## PROMPT:
Set down all of the data exactly as it appears.

Data items
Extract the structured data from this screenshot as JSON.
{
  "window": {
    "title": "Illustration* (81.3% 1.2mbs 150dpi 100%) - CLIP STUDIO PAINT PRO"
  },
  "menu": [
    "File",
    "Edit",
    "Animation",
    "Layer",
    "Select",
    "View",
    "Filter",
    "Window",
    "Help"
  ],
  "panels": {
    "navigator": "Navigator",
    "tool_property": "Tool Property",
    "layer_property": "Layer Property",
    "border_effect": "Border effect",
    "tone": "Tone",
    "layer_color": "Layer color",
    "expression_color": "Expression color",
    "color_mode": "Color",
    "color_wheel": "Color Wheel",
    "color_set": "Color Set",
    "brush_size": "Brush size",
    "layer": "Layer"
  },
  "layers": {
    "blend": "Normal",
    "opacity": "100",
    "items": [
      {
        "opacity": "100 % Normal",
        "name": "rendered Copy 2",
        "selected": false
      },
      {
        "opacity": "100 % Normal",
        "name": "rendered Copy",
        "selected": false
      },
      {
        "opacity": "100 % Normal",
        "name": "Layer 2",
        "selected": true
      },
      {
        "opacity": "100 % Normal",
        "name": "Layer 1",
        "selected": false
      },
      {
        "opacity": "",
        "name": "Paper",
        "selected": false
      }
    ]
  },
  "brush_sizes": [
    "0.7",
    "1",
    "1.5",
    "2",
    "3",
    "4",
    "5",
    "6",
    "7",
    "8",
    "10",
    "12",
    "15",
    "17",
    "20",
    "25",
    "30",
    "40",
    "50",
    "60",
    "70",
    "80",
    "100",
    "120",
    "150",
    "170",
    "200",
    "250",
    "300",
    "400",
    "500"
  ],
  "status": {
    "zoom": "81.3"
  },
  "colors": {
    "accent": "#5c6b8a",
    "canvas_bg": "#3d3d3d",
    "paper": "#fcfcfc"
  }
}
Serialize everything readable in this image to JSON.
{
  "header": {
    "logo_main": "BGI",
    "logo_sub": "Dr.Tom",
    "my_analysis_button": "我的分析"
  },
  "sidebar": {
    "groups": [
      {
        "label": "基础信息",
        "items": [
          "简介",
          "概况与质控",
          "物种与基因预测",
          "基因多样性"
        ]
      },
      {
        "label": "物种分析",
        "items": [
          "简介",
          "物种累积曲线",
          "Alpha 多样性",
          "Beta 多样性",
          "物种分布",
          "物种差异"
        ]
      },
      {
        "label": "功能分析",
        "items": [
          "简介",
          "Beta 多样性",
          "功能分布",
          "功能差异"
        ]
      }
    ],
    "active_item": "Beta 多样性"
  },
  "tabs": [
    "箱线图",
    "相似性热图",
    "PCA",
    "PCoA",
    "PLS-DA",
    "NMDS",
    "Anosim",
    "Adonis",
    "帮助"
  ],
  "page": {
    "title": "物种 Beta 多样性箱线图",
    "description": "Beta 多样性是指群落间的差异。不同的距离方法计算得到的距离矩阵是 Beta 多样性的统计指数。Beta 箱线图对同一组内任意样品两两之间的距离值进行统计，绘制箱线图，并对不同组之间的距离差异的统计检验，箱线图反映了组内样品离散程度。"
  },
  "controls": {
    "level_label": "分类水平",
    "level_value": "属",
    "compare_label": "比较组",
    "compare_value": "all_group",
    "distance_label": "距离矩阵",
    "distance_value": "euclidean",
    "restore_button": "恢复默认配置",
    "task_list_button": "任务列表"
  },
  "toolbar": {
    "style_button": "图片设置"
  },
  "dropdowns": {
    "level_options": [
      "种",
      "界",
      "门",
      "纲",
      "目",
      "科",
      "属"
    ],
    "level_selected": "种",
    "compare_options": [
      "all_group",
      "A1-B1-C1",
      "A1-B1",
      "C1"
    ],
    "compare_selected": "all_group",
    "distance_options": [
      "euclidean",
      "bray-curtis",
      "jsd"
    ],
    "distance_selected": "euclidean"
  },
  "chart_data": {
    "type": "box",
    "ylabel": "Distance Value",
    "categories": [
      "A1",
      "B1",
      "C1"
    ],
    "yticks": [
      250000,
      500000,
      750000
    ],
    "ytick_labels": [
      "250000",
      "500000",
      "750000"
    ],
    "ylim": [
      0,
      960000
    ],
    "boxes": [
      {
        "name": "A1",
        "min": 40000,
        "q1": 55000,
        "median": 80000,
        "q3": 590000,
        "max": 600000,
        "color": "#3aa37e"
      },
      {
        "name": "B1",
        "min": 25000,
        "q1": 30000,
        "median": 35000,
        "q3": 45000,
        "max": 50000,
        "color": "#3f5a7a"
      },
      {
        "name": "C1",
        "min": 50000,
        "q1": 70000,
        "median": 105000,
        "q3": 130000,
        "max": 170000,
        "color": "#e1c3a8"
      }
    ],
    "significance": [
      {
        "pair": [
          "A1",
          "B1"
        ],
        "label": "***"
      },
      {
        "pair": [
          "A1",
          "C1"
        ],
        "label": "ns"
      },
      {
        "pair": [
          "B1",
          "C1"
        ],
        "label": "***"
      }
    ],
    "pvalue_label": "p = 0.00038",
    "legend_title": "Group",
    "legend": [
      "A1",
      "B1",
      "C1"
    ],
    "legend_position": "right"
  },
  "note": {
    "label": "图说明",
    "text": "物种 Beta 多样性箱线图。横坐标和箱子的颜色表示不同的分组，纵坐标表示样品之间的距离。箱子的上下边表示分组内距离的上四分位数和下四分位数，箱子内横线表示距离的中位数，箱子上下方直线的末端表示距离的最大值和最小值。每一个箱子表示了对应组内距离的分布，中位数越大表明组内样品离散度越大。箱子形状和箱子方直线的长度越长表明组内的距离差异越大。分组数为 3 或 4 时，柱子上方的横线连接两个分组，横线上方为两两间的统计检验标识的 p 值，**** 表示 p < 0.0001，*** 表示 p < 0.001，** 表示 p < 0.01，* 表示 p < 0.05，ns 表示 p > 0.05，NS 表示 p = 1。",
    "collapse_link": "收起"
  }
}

## THE ANSWER:
Extract the structured data from this screenshot as JSON.
{
  "window": {
    "title": "Illustration* (81.3% 1.2mbs 150dpi 100%) - CLIP STUDIO PAINT PRO"
  },
  "menu": [
    "File",
    "Edit",
    "Animation",
    "Layer",
    "Select",
    "View",
    "Filter",
    "Window",
    "Help"
  ],
  "panels": {
    "navigator": "Navigator",
    "tool_property": "Tool Property",
    "layer_property": "Layer Property",
    "border_effect": "Border effect",
    "tone": "Tone",
    "layer_color": "Layer color",
    "expression_color": "Expression color",
    "color_mode": "Color",
    "color_wheel": "Color Wheel",
    "color_set": "Color Set",
    "brush_size": "Brush size",
    "layer": "Layer"
  },
  "layers": {
    "blend": "Normal",
    "opacity": "100",
    "items": [
      {
        "opacity": "100 % Normal",
        "name": "rendered Copy 2",
        "selected": false
      },
      {
        "opacity": "100 % Normal",
        "name": "rendered Copy",
        "selected": false
      },
      {
        "opacity": "100 % Normal",
        "name": "Layer 2",
        "selected": true
      },
      {
        "opacity": "100 % Normal",
        "name": "Layer 1",
        "selected": false
      },
      {
        "opacity": "",
        "name": "Paper",
        "selected": false
      }
    ]
  },
  "brush_sizes": [
    "0.7",
    "1",
    "1.5",
    "2",
    "3",
    "4",
    "5",
    "6",
    "7",
    "8",
    "10",
    "12",
    "15",
    "17",
    "20",
    "25",
    "30",
    "40",
    "50",
    "60",
    "70",
    "80",
    "100",
    "120",
    "150",
    "170",
    "200",
    "250",
    "300",
    "400",
    "500"
  ],
  "status": {
    "zoom": "81.3"
  },
  "colors": {
    "accent": "#5c6b8a",
    "canvas_bg": "#3d3d3d",
    "paper": "#fcfcfc"
  }
}
Serialize everything readable in this image to JSON.
{
  "header": {
    "logo_main": "BGI",
    "logo_sub": "Dr.Tom",
    "my_analysis_button": "我的分析"
  },
  "sidebar": {
    "groups": [
      {
        "label": "基础信息",
        "items": [
          "简介",
          "概况与质控",
          "物种与基因预测",
          "基因多样性"
        ]
      },
      {
        "label": "物种分析",
        "items": [
          "简介",
          "物种累积曲线",
          "Alpha 多样性",
          "Beta 多样性",
          "物种分布",
          "物种差异"
        ]
      },
      {
        "label": "功能分析",
        "items": [
          "简介",
          "Beta 多样性",
          "功能分布",
          "功能差异"
        ]
      }
    ],
    "active_item": "Beta 多样性"
  },
  "tabs": [
    "箱线图",
    "相似性热图",
    "PCA",
    "PCoA",
    "PLS-DA",
    "NMDS",
    "Anosim",
    "Adonis",
    "帮助"
  ],
  "page": {
    "title": "物种 Beta 多样性箱线图",
    "description": "Beta 多样性是指群落间的差异。不同的距离方法计算得到的距离矩阵是 Beta 多样性的统计指数。Beta 箱线图对同一组内任意样品两两之间的距离值进行统计，绘制箱线图，并对不同组之间的距离差异的统计检验，箱线图反映了组内样品离散程度。"
  },
  "controls": {
    "level_label": "分类水平",
    "level_value": "属",
    "compare_label": "比较组",
    "compare_value": "all_group",
    "distance_label": "距离矩阵",
    "distance_value": "euclidean",
    "restore_button": "恢复默认配置",
    "task_list_button": "任务列表"
  },
  "toolbar": {
    "style_button": "图片设置"
  },
  "dropdowns": {
    "level_options": [
      "种",
      "界",
      "门",
      "纲",
      "目",
      "科",
      "属"
    ],
    "level_selected": "种",
    "compare_options": [
      "all_group",
      "A1-B1-C1",
      "A1-B1",
      "C1"
    ],
    "compare_selected": "all_group",
    "distance_options": [
      "euclidean",
      "bray-curtis",
      "jsd"
    ],
    "distance_selected": "euclidean"
  },
  "chart_data": {
    "type": "box",
    "ylabel": "Distance Value",
    "categories": [
      "A1",
      "B1",
      "C1"
    ],
    "yticks": [
      250000,
      500000,
      750000
    ],
    "ytick_labels": [
      "250000",
      "500000",
      "750000"
    ],
    "ylim": [
      0,
      960000
    ],
    "boxes": [
      {
        "name": "A1",
        "min": 40000,
        "q1": 55000,
        "median": 80000,
        "q3": 590000,
        "max": 600000,
        "color": "#3aa37e"
      },
      {
        "name": "B1",
        "min": 25000,
        "q1": 30000,
        "median": 35000,
        "q3": 45000,
        "max": 50000,
        "color": "#3f5a7a"
      },
      {
        "name": "C1",
        "min": 50000,
        "q1": 70000,
        "median": 105000,
        "q3": 130000,
        "max": 170000,
        "color": "#e1c3a8"
      }
    ],
    "significance": [
      {
        "pair": [
          "A1",
          "B1"
        ],
        "label": "***"
      },
      {
        "pair": [
          "A1",
          "C1"
        ],
        "label": "ns"
      },
      {
        "pair": [
          "B1",
          "C1"
        ],
        "label": "***"
      }
    ],
    "pvalue_label": "p = 0.00038",
    "legend_title": "Group",
    "legend": [
      "A1",
      "B1",
      "C1"
    ],
    "legend_position": "right"
  },
  "note": {
    "label": "图说明",
    "text": "物种 Beta 多样性箱线图。横坐标和箱子的颜色表示不同的分组，纵坐标表示样品之间的距离。箱子的上下边表示分组内距离的上四分位数和下四分位数，箱子内横线表示距离的中位数，箱子上下方直线的末端表示距离的最大值和最小值。每一个箱子表示了对应组内距离的分布，中位数越大表明组内样品离散度越大。箱子形状和箱子方直线的长度越长表明组内的距离差异越大。分组数为 3 或 4 时，柱子上方的横线连接两个分组，横线上方为两两间的统计检验标识的 p 值，**** 表示 p < 0.0001，*** 表示 p < 0.001，** 表示 p < 0.01，* 表示 p < 0.05，ns 表示 p > 0.05，NS 表示 p = 1。",
    "collapse_link": "收起"
  }
}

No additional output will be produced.